## What is expected
Only the number is wanted: count the lines that contain "Stand".

## Input data
/---

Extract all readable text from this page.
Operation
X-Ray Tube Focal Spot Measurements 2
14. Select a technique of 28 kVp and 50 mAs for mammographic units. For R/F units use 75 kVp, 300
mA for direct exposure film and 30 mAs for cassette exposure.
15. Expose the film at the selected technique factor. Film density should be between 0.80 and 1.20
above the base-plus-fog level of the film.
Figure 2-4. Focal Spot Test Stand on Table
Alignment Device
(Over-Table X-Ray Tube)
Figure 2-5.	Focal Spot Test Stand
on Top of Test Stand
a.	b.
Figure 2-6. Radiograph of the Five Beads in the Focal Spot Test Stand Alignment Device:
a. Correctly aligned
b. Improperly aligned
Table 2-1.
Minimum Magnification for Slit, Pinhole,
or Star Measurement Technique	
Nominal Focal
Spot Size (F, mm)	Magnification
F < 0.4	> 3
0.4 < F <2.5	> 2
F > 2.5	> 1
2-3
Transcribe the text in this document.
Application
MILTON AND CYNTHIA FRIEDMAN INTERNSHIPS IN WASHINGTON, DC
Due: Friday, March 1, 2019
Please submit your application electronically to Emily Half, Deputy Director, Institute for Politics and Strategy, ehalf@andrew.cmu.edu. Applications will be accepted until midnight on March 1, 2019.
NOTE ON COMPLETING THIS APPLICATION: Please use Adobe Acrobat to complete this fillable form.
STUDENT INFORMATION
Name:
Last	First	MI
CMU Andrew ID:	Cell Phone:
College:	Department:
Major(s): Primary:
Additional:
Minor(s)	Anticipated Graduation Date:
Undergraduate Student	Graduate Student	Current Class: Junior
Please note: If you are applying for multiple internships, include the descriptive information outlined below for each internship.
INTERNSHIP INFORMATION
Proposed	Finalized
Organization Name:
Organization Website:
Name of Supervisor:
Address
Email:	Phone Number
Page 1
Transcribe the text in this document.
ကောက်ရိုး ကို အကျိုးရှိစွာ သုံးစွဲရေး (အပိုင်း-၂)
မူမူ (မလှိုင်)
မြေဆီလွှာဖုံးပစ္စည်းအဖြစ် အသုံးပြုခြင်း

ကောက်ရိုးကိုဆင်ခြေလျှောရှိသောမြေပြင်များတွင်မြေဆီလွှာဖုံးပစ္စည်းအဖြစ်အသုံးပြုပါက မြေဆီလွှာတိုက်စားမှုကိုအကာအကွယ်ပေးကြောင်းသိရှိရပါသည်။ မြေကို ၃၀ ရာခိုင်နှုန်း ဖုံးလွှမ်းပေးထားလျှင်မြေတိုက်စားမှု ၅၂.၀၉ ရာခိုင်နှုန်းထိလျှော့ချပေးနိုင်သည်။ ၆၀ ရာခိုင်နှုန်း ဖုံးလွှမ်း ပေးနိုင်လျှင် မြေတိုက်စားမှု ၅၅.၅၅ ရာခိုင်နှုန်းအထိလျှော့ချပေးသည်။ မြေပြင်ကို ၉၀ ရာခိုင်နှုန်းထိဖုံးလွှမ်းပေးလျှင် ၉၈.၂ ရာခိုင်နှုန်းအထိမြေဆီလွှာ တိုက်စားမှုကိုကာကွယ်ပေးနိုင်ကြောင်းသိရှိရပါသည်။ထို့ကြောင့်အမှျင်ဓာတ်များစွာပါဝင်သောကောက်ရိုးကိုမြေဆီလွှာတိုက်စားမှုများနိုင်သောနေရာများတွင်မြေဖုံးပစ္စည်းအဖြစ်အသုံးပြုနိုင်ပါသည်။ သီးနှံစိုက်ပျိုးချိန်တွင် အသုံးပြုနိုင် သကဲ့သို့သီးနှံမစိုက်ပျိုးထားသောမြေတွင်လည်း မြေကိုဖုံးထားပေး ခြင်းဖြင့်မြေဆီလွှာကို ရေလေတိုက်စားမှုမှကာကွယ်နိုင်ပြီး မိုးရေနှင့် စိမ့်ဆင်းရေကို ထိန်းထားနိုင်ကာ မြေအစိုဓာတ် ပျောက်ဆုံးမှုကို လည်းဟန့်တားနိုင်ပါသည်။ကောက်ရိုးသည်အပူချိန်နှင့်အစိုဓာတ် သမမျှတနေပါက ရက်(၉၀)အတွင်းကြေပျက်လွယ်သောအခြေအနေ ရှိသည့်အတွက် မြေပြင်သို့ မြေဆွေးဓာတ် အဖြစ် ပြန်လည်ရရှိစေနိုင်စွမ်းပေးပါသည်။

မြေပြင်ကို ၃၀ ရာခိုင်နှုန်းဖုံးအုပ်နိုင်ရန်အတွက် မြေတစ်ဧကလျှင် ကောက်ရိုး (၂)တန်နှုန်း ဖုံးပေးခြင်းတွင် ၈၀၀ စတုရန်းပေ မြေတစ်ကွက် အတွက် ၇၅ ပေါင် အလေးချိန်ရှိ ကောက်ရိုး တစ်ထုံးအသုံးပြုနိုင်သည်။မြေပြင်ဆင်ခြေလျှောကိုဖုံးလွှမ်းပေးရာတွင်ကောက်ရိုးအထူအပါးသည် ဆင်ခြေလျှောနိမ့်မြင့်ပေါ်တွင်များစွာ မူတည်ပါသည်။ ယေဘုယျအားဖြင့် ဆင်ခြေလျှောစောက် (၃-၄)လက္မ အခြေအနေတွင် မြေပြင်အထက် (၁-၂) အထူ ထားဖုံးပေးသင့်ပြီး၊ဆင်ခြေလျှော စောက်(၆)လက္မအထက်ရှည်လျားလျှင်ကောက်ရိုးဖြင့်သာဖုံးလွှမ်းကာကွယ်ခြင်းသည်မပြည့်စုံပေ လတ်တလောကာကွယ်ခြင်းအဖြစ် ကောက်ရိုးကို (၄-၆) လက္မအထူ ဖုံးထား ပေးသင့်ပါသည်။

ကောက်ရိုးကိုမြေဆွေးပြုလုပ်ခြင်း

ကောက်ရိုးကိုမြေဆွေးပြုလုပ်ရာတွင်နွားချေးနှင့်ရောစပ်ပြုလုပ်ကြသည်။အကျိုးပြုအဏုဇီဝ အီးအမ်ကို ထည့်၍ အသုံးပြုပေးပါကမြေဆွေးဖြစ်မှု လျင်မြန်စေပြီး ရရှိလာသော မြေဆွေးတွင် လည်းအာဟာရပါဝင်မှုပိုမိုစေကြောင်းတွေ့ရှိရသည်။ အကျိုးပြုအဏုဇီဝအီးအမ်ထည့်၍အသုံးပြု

\---

## Complete output
4